--- Start of Information shown ---
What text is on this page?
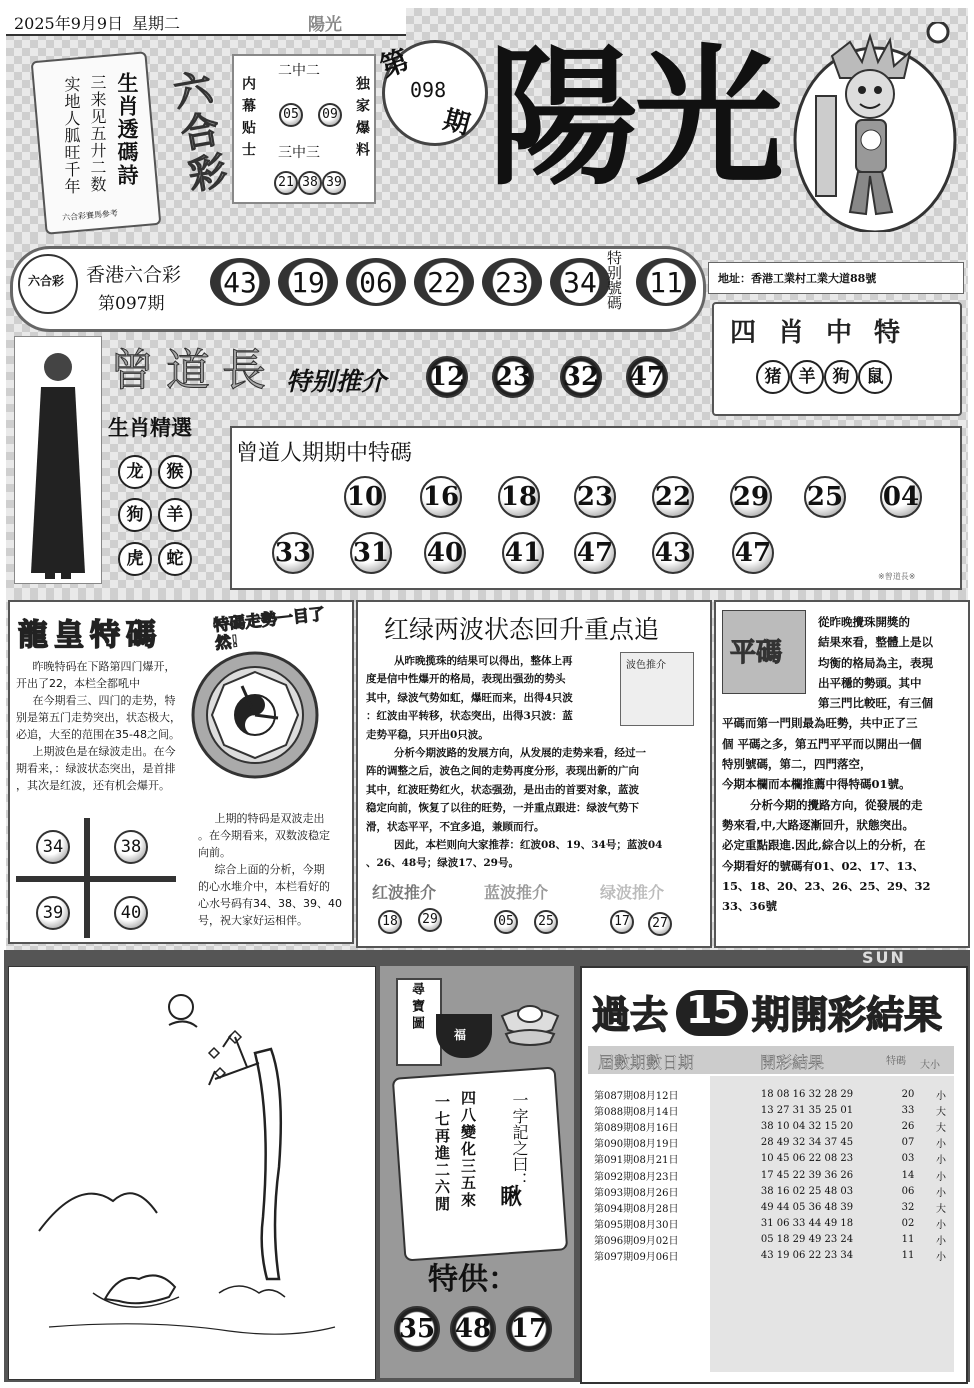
2025年9月9日 星期二	陽光
生肖透碼詩
三来见五廾二数
实地人胍旺千年
六合彩賽馬參考
六合彩 内幕贴士	独家爆料
二中二
05	09
三中三
21 38 39
第
098
期 陽光
六合彩 香港六合彩
第097期
43	19	06	22	23	34 特别號碼 11	地址：香港工業村工業大道88號
四肖中特
猪	羊	狗	鼠
曾道長 特别推介 12 23 32 47
生肖精選
龙	猴
狗	羊
虎	蛇
曾道人期期中特碼
10 16 18 23 22 29 25 04
33 31 40 41 47 43 47
※曾道長※
龍皇特碼	特碼走勢一目了然!
昨晚特码在下路第四门爆开，
开出了22，本栏全都吼中
在今期看三、四门的走势，特
别是第五门走势突出，状态极大，
必追，大至的范围在35-48之间。
上期波色是在绿波走出。在今
期看来，：绿波状态突出，是首排
，其次是红波，还有机会爆开。
34	38
39	40
上期的特码是双波走出
。在今期看来，双数波稳定
向前。
综合上面的分析，今期
的心水堆介中，本栏看好的
心水号码有34、38、39、40
号，祝大家好运相伴。
红绿两波状态回升重点追
波色推介
从昨晚揽珠的结果可以得出，整体上再
度是信中性爆开的格局，表现出强劲的势头
其中，绿波气势如虹，爆旺而来，出得4只波
：红波由平转移，状态突出，出得3只波：蓝
走势平稳，只开出0只波。
分析今期波路的发展方向，从发展的走势来看，经过一
阵的调整之后，波色之间的走势再度分形，表现出新的广向
其中，红波旺势红火，状态强劲，是出击的首要对象，蓝波
稳定向前，恢复了以往的旺势，一并重点跟进：绿波气势下
滑，状态平平，不宜多追，兼顾而行。
因此，本栏则向大家推荐：红波08、19、34号；蓝波04
、26、48号；绿波17、29号。
红波推介	蓝波推介	绿波推介
18	29	05	25	17	27
平碼
從昨晚攪珠開獎的
結果來看，整體上是以
均衡的格局為主，表現
出平穩的勢頭。其中
第三門比較旺，有三個
平碼而第一門則最為旺勢，共中正了三
個 平碼之多，第五門平平而以開出一個
特別號碼，第二，四門落空，
今期本欄而本欄推薦中得特碼01號。
分析今期的攪路方向，從發展的走
勢來看,中,大路逐漸回升，狀態突出。
必定重點跟進.因此,綜合以上的分析，在
今期看好的號碼有01、02、17、13、
15、18、20、23、26、25、29、32
33、36號
尋寶圖
福
一字記之曰：
瞅
四八變化三五來
一七再進二六閒
特供：
35 48 17
SUN
過去 15 期開彩結果
屆數期數日期	開彩結果	特碼 大小
第087期08月12日	18 08 16 32 28 29	20	小
第088期08月14日	13 27 31 35 25 01	33	大
第089期08月16日	38 10 04 32 15 20	26	大
第090期08月19日	28 49 32 34 37 45	07	小
第091期08月21日	10 45 06 22 08 23	03	小
第092期08月23日	17 45 22 39 36 26	14	小
第093期08月26日	38 16 02 25 48 03	06	小
第094期08月28日	49 44 05 36 48 39	32	大
第095期08月30日	31 06 33 44 49 18	02	小
第096期09月02日	05 18 29 49 23 24	11	小
第097期09月06日	43 19 06 22 23 34	11	小
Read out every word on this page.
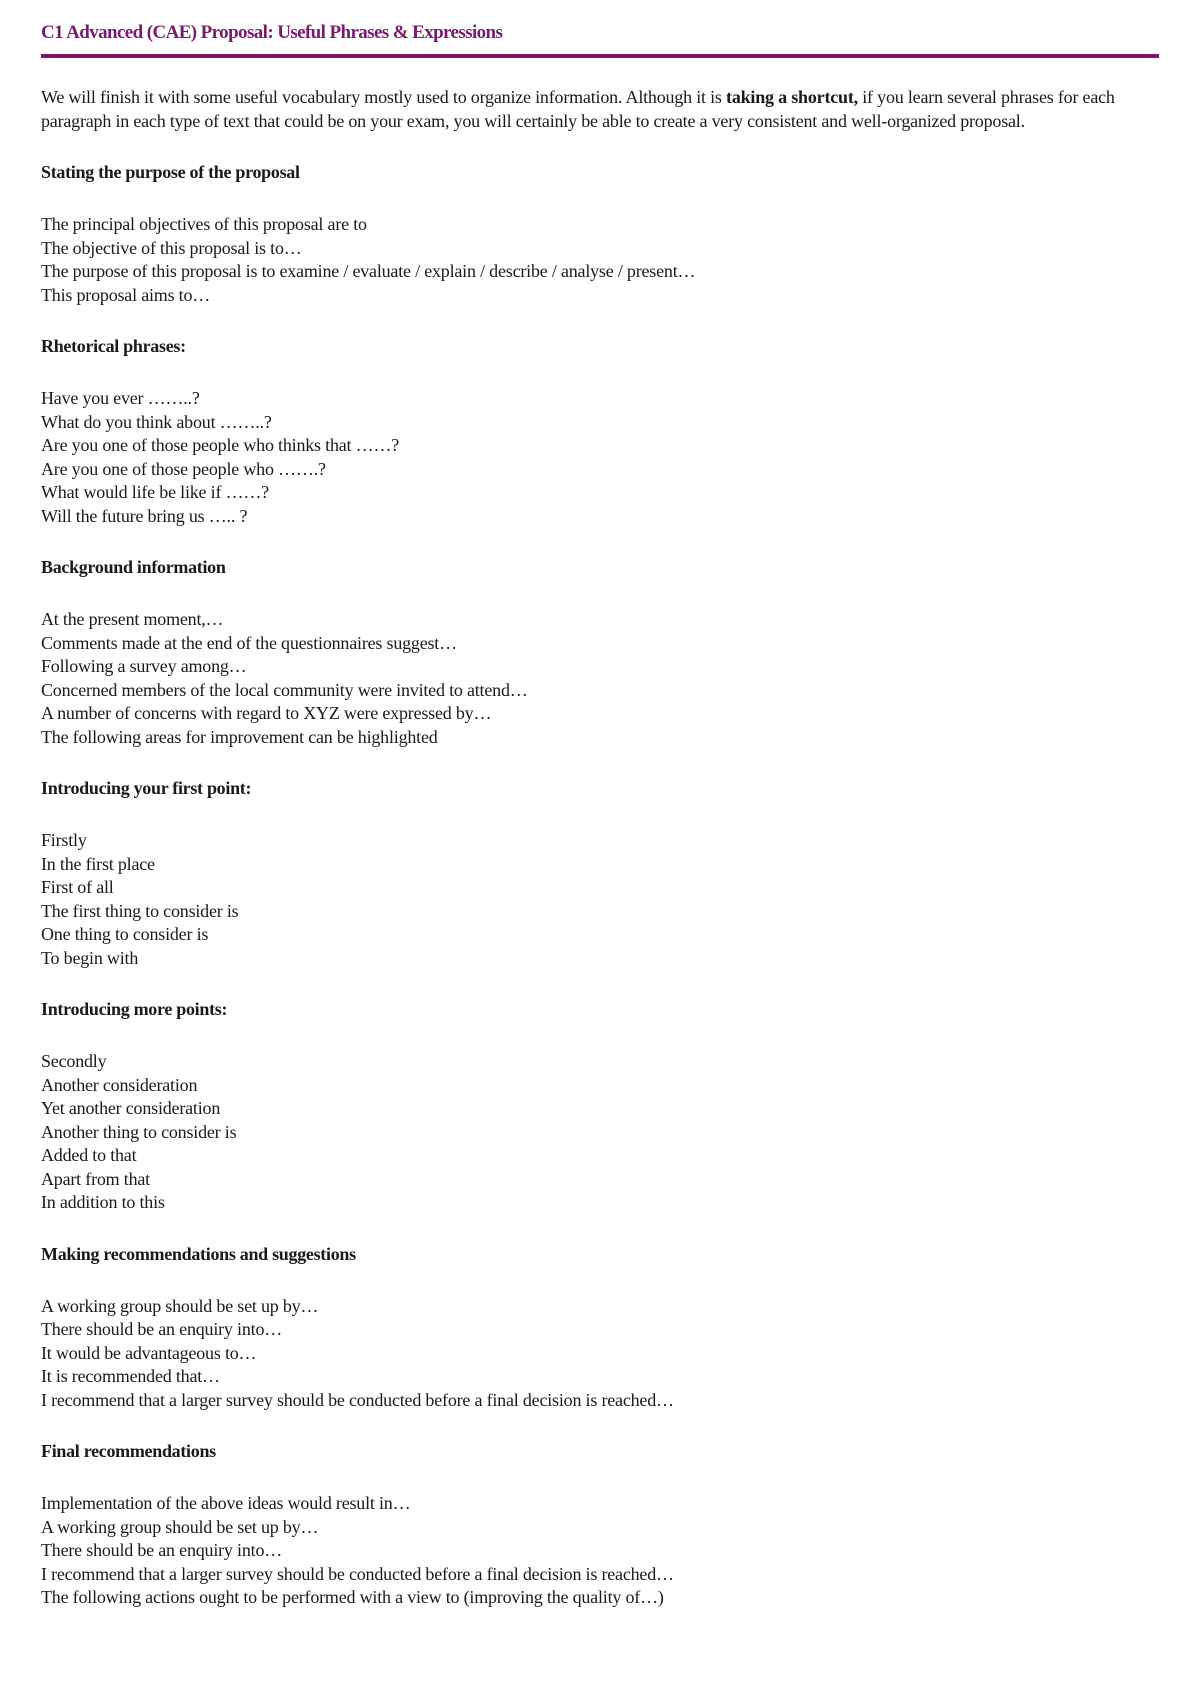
C1 Advanced (CAE) Proposal: Useful Phrases & Expressions

We will finish it with some useful vocabulary mostly used to organize information. Although it is taking a shortcut, if you learn several phrases for each paragraph in each type of text that could be on your exam, you will certainly be able to create a very consistent and well-organized proposal.

Stating the purpose of the proposal
The principal objectives of this proposal are to
The objective of this proposal is to…
The purpose of this proposal is to examine / evaluate / explain / describe / analyse / present…
This proposal aims to…
Rhetorical phrases:
Have you ever ……..?
What do you think about ……..?
Are you one of those people who thinks that ……?
Are you one of those people who …….?
What would life be like if ……?
Will the future bring us ….. ?
Background information
At the present moment,…
Comments made at the end of the questionnaires suggest…
Following a survey among…
Concerned members of the local community were invited to attend…
A number of concerns with regard to XYZ were expressed by…
The following areas for improvement can be highlighted
Introducing your first point:
Firstly
In the first place
First of all
The first thing to consider is
One thing to consider is
To begin with
Introducing more points:
Secondly
Another consideration
Yet another consideration
Another thing to consider is
Added to that
Apart from that
In addition to this
Making recommendations and suggestions
A working group should be set up by…
There should be an enquiry into…
It would be advantageous to…
It is recommended that…
I recommend that a larger survey should be conducted before a final decision is reached…
Final recommendations
Implementation of the above ideas would result in…
A working group should be set up by…
There should be an enquiry into…
I recommend that a larger survey should be conducted before a final decision is reached…
The following actions ought to be performed with a view to (improving the quality of…)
--- End of Information shown ---
*Goal:* Please write out all the data again word for word, but not the pictures.

*Task output:*
What text is on this page?
2025年9月9日 星期二	陽光
生肖透碼詩
三来见五廾二数
实地人胍旺千年
六合彩賽馬參考
六合彩 内幕贴士	独家爆料
二中二
05	09
三中三
21 38 39
第
098
期 陽光
六合彩 香港六合彩
第097期
43	19	06	22	23	34 特别號碼 11	地址：香港工業村工業大道88號
四肖中特
猪	羊	狗	鼠
曾道長 特别推介 12 23 32 47
生肖精選
龙	猴
狗	羊
虎	蛇
曾道人期期中特碼
10 16 18 23 22 29 25 04
33 31 40 41 47 43 47
※曾道長※
龍皇特碼	特碼走勢一目了然!
昨晚特码在下路第四门爆开，
开出了22，本栏全都吼中
在今期看三、四门的走势，特
别是第五门走势突出，状态极大，
必追，大至的范围在35-48之间。
上期波色是在绿波走出。在今
期看来，：绿波状态突出，是首排
，其次是红波，还有机会爆开。
34	38
39	40
上期的特码是双波走出
。在今期看来，双数波稳定
向前。
综合上面的分析，今期
的心水堆介中，本栏看好的
心水号码有34、38、39、40
号，祝大家好运相伴。
红绿两波状态回升重点追
波色推介
从昨晚揽珠的结果可以得出，整体上再
度是信中性爆开的格局，表现出强劲的势头
其中，绿波气势如虹，爆旺而来，出得4只波
：红波由平转移，状态突出，出得3只波：蓝
走势平稳，只开出0只波。
分析今期波路的发展方向，从发展的走势来看，经过一
阵的调整之后，波色之间的走势再度分形，表现出新的广向
其中，红波旺势红火，状态强劲，是出击的首要对象，蓝波
稳定向前，恢复了以往的旺势，一并重点跟进：绿波气势下
滑，状态平平，不宜多追，兼顾而行。
因此，本栏则向大家推荐：红波08、19、34号；蓝波04
、26、48号；绿波17、29号。
红波推介	蓝波推介	绿波推介
18	29	05	25	17	27
平碼
從昨晚攪珠開獎的
結果來看，整體上是以
均衡的格局為主，表現
出平穩的勢頭。其中
第三門比較旺，有三個
平碼而第一門則最為旺勢，共中正了三
個 平碼之多，第五門平平而以開出一個
特別號碼，第二，四門落空，
今期本欄而本欄推薦中得特碼01號。
分析今期的攪路方向，從發展的走
勢來看,中,大路逐漸回升，狀態突出。
必定重點跟進.因此,綜合以上的分析，在
今期看好的號碼有01、02、17、13、
15、18、20、23、26、25、29、32
33、36號
尋寶圖
福
一字記之曰：
瞅
四八變化三五來
一七再進二六閒
特供：
35 48 17
SUN
過去 15 期開彩結果
屆數期數日期	開彩結果	特碼 大小
第087期08月12日	18 08 16 32 28 29	20	小
第088期08月14日	13 27 31 35 25 01	33	大
第089期08月16日	38 10 04 32 15 20	26	大
第090期08月19日	28 49 32 34 37 45	07	小
第091期08月21日	10 45 06 22 08 23	03	小
第092期08月23日	17 45 22 39 36 26	14	小
第093期08月26日	38 16 02 25 48 03	06	小
第094期08月28日	49 44 05 36 48 39	32	大
第095期08月30日	31 06 33 44 49 18	02	小
第096期09月02日	05 18 29 49 23 24	11	小
第097期09月06日	43 19 06 22 23 34	11	小
Read out every word on this page.
C1 Advanced (CAE) Proposal: Useful Phrases & Expressions

We will finish it with some useful vocabulary mostly used to organize information. Although it is taking a shortcut, if you learn several phrases for each paragraph in each type of text that could be on your exam, you will certainly be able to create a very consistent and well-organized proposal.

Stating the purpose of the proposal
The principal objectives of this proposal are to
The objective of this proposal is to…
The purpose of this proposal is to examine / evaluate / explain / describe / analyse / present…
This proposal aims to…
Rhetorical phrases:
Have you ever ……..?
What do you think about ……..?
Are you one of those people who thinks that ……?
Are you one of those people who …….?
What would life be like if ……?
Will the future bring us ….. ?
Background information
At the present moment,…
Comments made at the end of the questionnaires suggest…
Following a survey among…
Concerned members of the local community were invited to attend…
A number of concerns with regard to XYZ were expressed by…
The following areas for improvement can be highlighted
Introducing your first point:
Firstly
In the first place
First of all
The first thing to consider is
One thing to consider is
To begin with
Introducing more points:
Secondly
Another consideration
Yet another consideration
Another thing to consider is
Added to that
Apart from that
In addition to this
Making recommendations and suggestions
A working group should be set up by…
There should be an enquiry into…
It would be advantageous to…
It is recommended that…
I recommend that a larger survey should be conducted before a final decision is reached…
Final recommendations
Implementation of the above ideas would result in…
A working group should be set up by…
There should be an enquiry into…
I recommend that a larger survey should be conducted before a final decision is reached…
The following actions ought to be performed with a view to (improving the quality of…)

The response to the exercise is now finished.